▶ [Dataset]:
::::

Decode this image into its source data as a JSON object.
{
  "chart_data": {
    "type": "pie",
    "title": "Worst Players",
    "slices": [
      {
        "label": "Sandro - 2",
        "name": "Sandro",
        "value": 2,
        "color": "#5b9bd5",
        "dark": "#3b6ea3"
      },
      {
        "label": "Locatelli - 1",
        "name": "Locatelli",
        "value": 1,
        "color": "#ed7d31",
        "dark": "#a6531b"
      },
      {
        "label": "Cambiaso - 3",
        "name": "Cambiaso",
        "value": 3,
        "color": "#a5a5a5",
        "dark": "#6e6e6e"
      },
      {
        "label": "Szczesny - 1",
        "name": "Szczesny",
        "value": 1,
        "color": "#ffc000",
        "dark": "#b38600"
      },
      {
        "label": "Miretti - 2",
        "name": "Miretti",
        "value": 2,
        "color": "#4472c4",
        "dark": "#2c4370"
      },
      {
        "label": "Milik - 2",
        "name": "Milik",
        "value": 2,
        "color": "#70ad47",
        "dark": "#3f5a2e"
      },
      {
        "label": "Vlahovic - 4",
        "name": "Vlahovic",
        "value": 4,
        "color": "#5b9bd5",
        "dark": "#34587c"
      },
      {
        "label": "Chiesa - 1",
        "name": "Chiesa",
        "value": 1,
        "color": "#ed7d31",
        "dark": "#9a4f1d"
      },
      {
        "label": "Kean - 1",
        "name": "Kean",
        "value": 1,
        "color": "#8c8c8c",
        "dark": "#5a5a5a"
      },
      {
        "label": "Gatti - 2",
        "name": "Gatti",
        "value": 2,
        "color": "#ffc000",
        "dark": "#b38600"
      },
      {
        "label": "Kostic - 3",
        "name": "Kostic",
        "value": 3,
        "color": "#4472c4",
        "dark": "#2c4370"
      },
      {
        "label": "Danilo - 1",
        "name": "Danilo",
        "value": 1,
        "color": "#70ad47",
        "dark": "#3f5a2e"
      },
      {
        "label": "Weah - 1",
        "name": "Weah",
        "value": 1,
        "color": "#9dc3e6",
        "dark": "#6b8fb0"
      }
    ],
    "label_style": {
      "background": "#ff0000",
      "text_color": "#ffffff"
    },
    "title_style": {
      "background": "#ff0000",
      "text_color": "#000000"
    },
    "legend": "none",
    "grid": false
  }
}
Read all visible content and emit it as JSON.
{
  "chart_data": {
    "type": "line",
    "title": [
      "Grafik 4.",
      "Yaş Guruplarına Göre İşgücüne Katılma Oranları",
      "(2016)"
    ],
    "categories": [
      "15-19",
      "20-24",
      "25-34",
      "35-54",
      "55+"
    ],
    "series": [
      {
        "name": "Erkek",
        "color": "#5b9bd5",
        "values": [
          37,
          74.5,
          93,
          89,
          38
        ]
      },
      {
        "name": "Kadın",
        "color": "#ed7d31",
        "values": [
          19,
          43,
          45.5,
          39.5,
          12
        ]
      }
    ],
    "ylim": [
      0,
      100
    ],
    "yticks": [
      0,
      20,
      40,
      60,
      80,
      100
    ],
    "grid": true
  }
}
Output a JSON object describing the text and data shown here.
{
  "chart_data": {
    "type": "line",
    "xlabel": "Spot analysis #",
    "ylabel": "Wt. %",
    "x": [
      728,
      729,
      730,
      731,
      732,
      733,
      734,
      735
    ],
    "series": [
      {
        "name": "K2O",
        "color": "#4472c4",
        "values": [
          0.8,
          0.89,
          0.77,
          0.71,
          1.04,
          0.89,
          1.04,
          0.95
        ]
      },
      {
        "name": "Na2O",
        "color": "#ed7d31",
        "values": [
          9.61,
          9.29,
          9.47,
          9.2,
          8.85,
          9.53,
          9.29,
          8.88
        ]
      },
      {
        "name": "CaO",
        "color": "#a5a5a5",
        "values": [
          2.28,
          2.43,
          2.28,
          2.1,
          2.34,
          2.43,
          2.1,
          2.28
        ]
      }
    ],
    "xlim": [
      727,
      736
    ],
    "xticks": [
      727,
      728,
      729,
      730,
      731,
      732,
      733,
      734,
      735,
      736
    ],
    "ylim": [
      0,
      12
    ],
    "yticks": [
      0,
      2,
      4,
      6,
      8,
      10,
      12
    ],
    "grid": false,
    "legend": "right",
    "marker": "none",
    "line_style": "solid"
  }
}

::::

▶ [Task to complete]: Write out all the data again, exactly as it appears.

▶ [Result]:
Decode this image into its source data as a JSON object.
{
  "chart_data": {
    "type": "pie",
    "title": "Worst Players",
    "slices": [
      {
        "label": "Sandro - 2",
        "name": "Sandro",
        "value": 2,
        "color": "#5b9bd5",
        "dark": "#3b6ea3"
      },
      {
        "label": "Locatelli - 1",
        "name": "Locatelli",
        "value": 1,
        "color": "#ed7d31",
        "dark": "#a6531b"
      },
      {
        "label": "Cambiaso - 3",
        "name": "Cambiaso",
        "value": 3,
        "color": "#a5a5a5",
        "dark": "#6e6e6e"
      },
      {
        "label": "Szczesny - 1",
        "name": "Szczesny",
        "value": 1,
        "color": "#ffc000",
        "dark": "#b38600"
      },
      {
        "label": "Miretti - 2",
        "name": "Miretti",
        "value": 2,
        "color": "#4472c4",
        "dark": "#2c4370"
      },
      {
        "label": "Milik - 2",
        "name": "Milik",
        "value": 2,
        "color": "#70ad47",
        "dark": "#3f5a2e"
      },
      {
        "label": "Vlahovic - 4",
        "name": "Vlahovic",
        "value": 4,
        "color": "#5b9bd5",
        "dark": "#34587c"
      },
      {
        "label": "Chiesa - 1",
        "name": "Chiesa",
        "value": 1,
        "color": "#ed7d31",
        "dark": "#9a4f1d"
      },
      {
        "label": "Kean - 1",
        "name": "Kean",
        "value": 1,
        "color": "#8c8c8c",
        "dark": "#5a5a5a"
      },
      {
        "label": "Gatti - 2",
        "name": "Gatti",
        "value": 2,
        "color": "#ffc000",
        "dark": "#b38600"
      },
      {
        "label": "Kostic - 3",
        "name": "Kostic",
        "value": 3,
        "color": "#4472c4",
        "dark": "#2c4370"
      },
      {
        "label": "Danilo - 1",
        "name": "Danilo",
        "value": 1,
        "color": "#70ad47",
        "dark": "#3f5a2e"
      },
      {
        "label": "Weah - 1",
        "name": "Weah",
        "value": 1,
        "color": "#9dc3e6",
        "dark": "#6b8fb0"
      }
    ],
    "label_style": {
      "background": "#ff0000",
      "text_color": "#ffffff"
    },
    "title_style": {
      "background": "#ff0000",
      "text_color": "#000000"
    },
    "legend": "none",
    "grid": false
  }
}
Read all visible content and emit it as JSON.
{
  "chart_data": {
    "type": "line",
    "title": [
      "Grafik 4.",
      "Yaş Guruplarına Göre İşgücüne Katılma Oranları",
      "(2016)"
    ],
    "categories": [
      "15-19",
      "20-24",
      "25-34",
      "35-54",
      "55+"
    ],
    "series": [
      {
        "name": "Erkek",
        "color": "#5b9bd5",
        "values": [
          37,
          74.5,
          93,
          89,
          38
        ]
      },
      {
        "name": "Kadın",
        "color": "#ed7d31",
        "values": [
          19,
          43,
          45.5,
          39.5,
          12
        ]
      }
    ],
    "ylim": [
      0,
      100
    ],
    "yticks": [
      0,
      20,
      40,
      60,
      80,
      100
    ],
    "grid": true
  }
}
Output a JSON object describing the text and data shown here.
{
  "chart_data": {
    "type": "line",
    "xlabel": "Spot analysis #",
    "ylabel": "Wt. %",
    "x": [
      728,
      729,
      730,
      731,
      732,
      733,
      734,
      735
    ],
    "series": [
      {
        "name": "K2O",
        "color": "#4472c4",
        "values": [
          0.8,
          0.89,
          0.77,
          0.71,
          1.04,
          0.89,
          1.04,
          0.95
        ]
      },
      {
        "name": "Na2O",
        "color": "#ed7d31",
        "values": [
          9.61,
          9.29,
          9.47,
          9.2,
          8.85,
          9.53,
          9.29,
          8.88
        ]
      },
      {
        "name": "CaO",
        "color": "#a5a5a5",
        "values": [
          2.28,
          2.43,
          2.28,
          2.1,
          2.34,
          2.43,
          2.1,
          2.28
        ]
      }
    ],
    "xlim": [
      727,
      736
    ],
    "xticks": [
      727,
      728,
      729,
      730,
      731,
      732,
      733,
      734,
      735,
      736
    ],
    "ylim": [
      0,
      12
    ],
    "yticks": [
      0,
      2,
      4,
      6,
      8,
      10,
      12
    ],
    "grid": false,
    "legend": "right",
    "marker": "none",
    "line_style": "solid"
  }
}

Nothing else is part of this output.